* BEGIN SOURCE DATA *
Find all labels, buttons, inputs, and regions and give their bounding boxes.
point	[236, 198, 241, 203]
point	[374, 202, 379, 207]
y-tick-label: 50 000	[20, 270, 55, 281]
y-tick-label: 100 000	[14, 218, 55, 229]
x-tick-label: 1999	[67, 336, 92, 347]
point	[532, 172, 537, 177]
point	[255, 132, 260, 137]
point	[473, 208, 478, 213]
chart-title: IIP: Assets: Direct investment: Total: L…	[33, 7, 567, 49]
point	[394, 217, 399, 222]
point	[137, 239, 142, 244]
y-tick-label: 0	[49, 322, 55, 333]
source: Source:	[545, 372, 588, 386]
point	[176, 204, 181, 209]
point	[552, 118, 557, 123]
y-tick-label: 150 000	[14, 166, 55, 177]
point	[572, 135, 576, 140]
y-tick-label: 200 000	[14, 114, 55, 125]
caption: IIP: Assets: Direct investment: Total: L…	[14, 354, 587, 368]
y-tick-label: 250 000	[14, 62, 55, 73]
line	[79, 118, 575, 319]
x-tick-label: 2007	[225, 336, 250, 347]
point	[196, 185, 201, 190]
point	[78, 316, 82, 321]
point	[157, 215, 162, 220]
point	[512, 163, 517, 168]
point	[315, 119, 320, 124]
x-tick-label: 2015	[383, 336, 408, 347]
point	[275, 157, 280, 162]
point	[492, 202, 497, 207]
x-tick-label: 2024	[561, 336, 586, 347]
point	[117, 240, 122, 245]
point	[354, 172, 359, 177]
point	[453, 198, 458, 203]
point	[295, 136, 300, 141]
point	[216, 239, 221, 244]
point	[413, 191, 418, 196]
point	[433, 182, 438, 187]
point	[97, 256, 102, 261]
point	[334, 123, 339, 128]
* END SOURCE DATA *
### INSTRUCTIONS TO FOLLOW
Please rewrite the records above, replacing every "y-tick-label" with "y-axis-label" and leaving everything else unchanged.

### REPLY TO THE EXERCISE
Find all labels, buttons, inputs, and regions and give their bounding boxes.
point	[236, 198, 241, 203]
point	[374, 202, 379, 207]
y-axis-label: 50 000	[20, 270, 55, 281]
y-axis-label: 100 000	[14, 218, 55, 229]
x-tick-label: 1999	[67, 336, 92, 347]
point	[532, 172, 537, 177]
point	[255, 132, 260, 137]
point	[473, 208, 478, 213]
chart-title: IIP: Assets: Direct investment: Total: L…	[33, 7, 567, 49]
point	[394, 217, 399, 222]
point	[137, 239, 142, 244]
y-axis-label: 0	[49, 322, 55, 333]
source: Source:	[545, 372, 588, 386]
point	[176, 204, 181, 209]
point	[552, 118, 557, 123]
y-axis-label: 150 000	[14, 166, 55, 177]
point	[572, 135, 576, 140]
y-axis-label: 200 000	[14, 114, 55, 125]
caption: IIP: Assets: Direct investment: Total: L…	[14, 354, 587, 368]
y-axis-label: 250 000	[14, 62, 55, 73]
line	[79, 118, 575, 319]
x-tick-label: 2007	[225, 336, 250, 347]
point	[196, 185, 201, 190]
point	[78, 316, 82, 321]
point	[157, 215, 162, 220]
point	[512, 163, 517, 168]
point	[315, 119, 320, 124]
x-tick-label: 2015	[383, 336, 408, 347]
point	[275, 157, 280, 162]
point	[492, 202, 497, 207]
x-tick-label: 2024	[561, 336, 586, 347]
point	[117, 240, 122, 245]
point	[354, 172, 359, 177]
point	[453, 198, 458, 203]
point	[295, 136, 300, 141]
point	[216, 239, 221, 244]
point	[413, 191, 418, 196]
point	[433, 182, 438, 187]
point	[97, 256, 102, 261]
point	[334, 123, 339, 128]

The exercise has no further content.